- **GIVEN TASK**:
Output the material below in its entirety, exactly as given.
------------------------------------
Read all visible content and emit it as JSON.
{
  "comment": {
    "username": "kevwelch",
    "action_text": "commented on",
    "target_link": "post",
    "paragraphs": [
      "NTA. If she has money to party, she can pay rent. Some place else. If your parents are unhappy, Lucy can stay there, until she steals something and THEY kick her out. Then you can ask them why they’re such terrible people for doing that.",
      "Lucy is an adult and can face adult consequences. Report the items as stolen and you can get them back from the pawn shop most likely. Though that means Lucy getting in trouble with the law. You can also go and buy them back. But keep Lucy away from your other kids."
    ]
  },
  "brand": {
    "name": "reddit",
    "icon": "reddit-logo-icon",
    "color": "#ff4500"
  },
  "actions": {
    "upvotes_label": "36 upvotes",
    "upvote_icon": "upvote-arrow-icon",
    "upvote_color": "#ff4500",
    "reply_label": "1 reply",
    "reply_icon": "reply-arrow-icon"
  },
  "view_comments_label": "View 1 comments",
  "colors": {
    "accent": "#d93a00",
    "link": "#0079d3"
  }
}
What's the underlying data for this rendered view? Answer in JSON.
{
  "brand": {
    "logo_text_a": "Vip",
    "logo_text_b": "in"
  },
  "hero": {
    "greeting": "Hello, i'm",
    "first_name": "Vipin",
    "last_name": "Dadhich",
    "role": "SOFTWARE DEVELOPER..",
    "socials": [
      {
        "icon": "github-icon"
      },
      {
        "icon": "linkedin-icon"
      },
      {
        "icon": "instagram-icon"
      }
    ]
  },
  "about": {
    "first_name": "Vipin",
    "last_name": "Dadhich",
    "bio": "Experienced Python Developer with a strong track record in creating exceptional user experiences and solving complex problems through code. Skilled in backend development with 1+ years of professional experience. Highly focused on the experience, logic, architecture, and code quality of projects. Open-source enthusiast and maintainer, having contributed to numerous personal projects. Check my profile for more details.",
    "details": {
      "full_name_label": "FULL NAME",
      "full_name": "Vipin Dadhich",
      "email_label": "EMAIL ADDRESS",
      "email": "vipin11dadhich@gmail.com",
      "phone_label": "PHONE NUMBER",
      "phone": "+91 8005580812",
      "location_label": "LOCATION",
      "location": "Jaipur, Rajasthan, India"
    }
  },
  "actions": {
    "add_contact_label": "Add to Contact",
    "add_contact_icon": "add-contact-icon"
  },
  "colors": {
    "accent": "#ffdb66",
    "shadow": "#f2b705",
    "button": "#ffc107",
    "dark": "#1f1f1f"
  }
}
------------------------------------
- **ANSWER FOR THE TASK**:
Read all visible content and emit it as JSON.
{
  "comment": {
    "username": "kevwelch",
    "action_text": "commented on",
    "target_link": "post",
    "paragraphs": [
      "NTA. If she has money to party, she can pay rent. Some place else. If your parents are unhappy, Lucy can stay there, until she steals something and THEY kick her out. Then you can ask them why they’re such terrible people for doing that.",
      "Lucy is an adult and can face adult consequences. Report the items as stolen and you can get them back from the pawn shop most likely. Though that means Lucy getting in trouble with the law. You can also go and buy them back. But keep Lucy away from your other kids."
    ]
  },
  "brand": {
    "name": "reddit",
    "icon": "reddit-logo-icon",
    "color": "#ff4500"
  },
  "actions": {
    "upvotes_label": "36 upvotes",
    "upvote_icon": "upvote-arrow-icon",
    "upvote_color": "#ff4500",
    "reply_label": "1 reply",
    "reply_icon": "reply-arrow-icon"
  },
  "view_comments_label": "View 1 comments",
  "colors": {
    "accent": "#d93a00",
    "link": "#0079d3"
  }
}
What's the underlying data for this rendered view? Answer in JSON.
{
  "brand": {
    "logo_text_a": "Vip",
    "logo_text_b": "in"
  },
  "hero": {
    "greeting": "Hello, i'm",
    "first_name": "Vipin",
    "last_name": "Dadhich",
    "role": "SOFTWARE DEVELOPER..",
    "socials": [
      {
        "icon": "github-icon"
      },
      {
        "icon": "linkedin-icon"
      },
      {
        "icon": "instagram-icon"
      }
    ]
  },
  "about": {
    "first_name": "Vipin",
    "last_name": "Dadhich",
    "bio": "Experienced Python Developer with a strong track record in creating exceptional user experiences and solving complex problems through code. Skilled in backend development with 1+ years of professional experience. Highly focused on the experience, logic, architecture, and code quality of projects. Open-source enthusiast and maintainer, having contributed to numerous personal projects. Check my profile for more details.",
    "details": {
      "full_name_label": "FULL NAME",
      "full_name": "Vipin Dadhich",
      "email_label": "EMAIL ADDRESS",
      "email": "vipin11dadhich@gmail.com",
      "phone_label": "PHONE NUMBER",
      "phone": "+91 8005580812",
      "location_label": "LOCATION",
      "location": "Jaipur, Rajasthan, India"
    }
  },
  "actions": {
    "add_contact_label": "Add to Contact",
    "add_contact_icon": "add-contact-icon"
  },
  "colors": {
    "accent": "#ffdb66",
    "shadow": "#f2b705",
    "button": "#ffc107",
    "dark": "#1f1f1f"
  }
}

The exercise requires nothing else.